* [What to work on] Copy every line of the following data that includes the string "shape".

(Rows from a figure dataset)
╔══

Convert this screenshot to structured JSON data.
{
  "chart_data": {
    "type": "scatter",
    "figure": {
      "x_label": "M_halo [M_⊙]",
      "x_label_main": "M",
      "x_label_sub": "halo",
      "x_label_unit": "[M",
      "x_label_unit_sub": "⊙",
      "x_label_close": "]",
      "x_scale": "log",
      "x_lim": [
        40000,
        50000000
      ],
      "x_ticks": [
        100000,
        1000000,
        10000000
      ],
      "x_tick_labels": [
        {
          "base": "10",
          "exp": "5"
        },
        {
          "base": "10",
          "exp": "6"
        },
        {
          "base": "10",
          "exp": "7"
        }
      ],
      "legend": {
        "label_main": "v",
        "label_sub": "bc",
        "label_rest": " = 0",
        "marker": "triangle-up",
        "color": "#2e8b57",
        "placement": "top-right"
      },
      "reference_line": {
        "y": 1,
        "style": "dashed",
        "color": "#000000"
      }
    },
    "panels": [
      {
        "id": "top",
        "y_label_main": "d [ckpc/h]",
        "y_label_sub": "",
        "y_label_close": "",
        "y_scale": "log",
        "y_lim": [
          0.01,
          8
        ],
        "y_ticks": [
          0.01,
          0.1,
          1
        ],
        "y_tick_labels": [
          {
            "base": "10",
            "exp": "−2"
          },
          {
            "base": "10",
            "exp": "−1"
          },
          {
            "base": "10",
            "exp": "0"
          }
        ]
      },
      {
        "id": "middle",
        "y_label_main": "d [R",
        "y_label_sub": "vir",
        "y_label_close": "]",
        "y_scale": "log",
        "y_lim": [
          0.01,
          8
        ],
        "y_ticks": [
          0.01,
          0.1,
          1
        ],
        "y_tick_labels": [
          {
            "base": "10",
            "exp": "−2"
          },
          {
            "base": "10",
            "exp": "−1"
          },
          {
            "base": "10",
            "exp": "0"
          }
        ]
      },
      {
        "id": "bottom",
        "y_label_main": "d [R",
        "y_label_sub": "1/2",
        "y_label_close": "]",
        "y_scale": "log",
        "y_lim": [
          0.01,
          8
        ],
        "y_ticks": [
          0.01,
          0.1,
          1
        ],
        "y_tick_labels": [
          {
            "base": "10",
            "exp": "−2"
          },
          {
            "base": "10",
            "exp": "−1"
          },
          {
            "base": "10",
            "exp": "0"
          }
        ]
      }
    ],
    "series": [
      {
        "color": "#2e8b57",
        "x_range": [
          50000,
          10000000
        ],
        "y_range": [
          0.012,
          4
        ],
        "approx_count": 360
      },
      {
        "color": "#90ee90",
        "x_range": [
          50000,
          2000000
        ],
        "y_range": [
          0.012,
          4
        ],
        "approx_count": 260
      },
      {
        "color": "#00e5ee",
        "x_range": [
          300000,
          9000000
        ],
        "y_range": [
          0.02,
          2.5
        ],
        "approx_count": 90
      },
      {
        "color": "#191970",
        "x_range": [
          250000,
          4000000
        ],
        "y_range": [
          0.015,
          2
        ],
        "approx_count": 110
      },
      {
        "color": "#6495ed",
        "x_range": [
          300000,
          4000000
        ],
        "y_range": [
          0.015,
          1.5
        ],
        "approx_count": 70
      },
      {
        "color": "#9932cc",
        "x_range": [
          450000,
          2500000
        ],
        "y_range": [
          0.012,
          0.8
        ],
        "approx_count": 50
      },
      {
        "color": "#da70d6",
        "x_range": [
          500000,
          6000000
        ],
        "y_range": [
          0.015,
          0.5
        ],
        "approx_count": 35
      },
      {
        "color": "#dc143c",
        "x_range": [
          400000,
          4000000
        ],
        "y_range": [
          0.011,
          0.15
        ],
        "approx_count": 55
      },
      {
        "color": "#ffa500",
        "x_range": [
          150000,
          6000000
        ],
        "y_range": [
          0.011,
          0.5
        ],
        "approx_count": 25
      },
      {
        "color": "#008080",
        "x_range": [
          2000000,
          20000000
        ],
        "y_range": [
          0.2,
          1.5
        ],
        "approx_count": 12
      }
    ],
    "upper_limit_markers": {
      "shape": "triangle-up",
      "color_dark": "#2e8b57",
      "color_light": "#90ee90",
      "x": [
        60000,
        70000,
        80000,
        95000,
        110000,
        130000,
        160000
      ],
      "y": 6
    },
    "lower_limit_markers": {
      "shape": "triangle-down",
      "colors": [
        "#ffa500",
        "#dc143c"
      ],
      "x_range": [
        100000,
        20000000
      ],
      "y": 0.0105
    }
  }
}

╚══

* [Exercise result]
      "shape": "triangle-up",
      "shape": "triangle-down",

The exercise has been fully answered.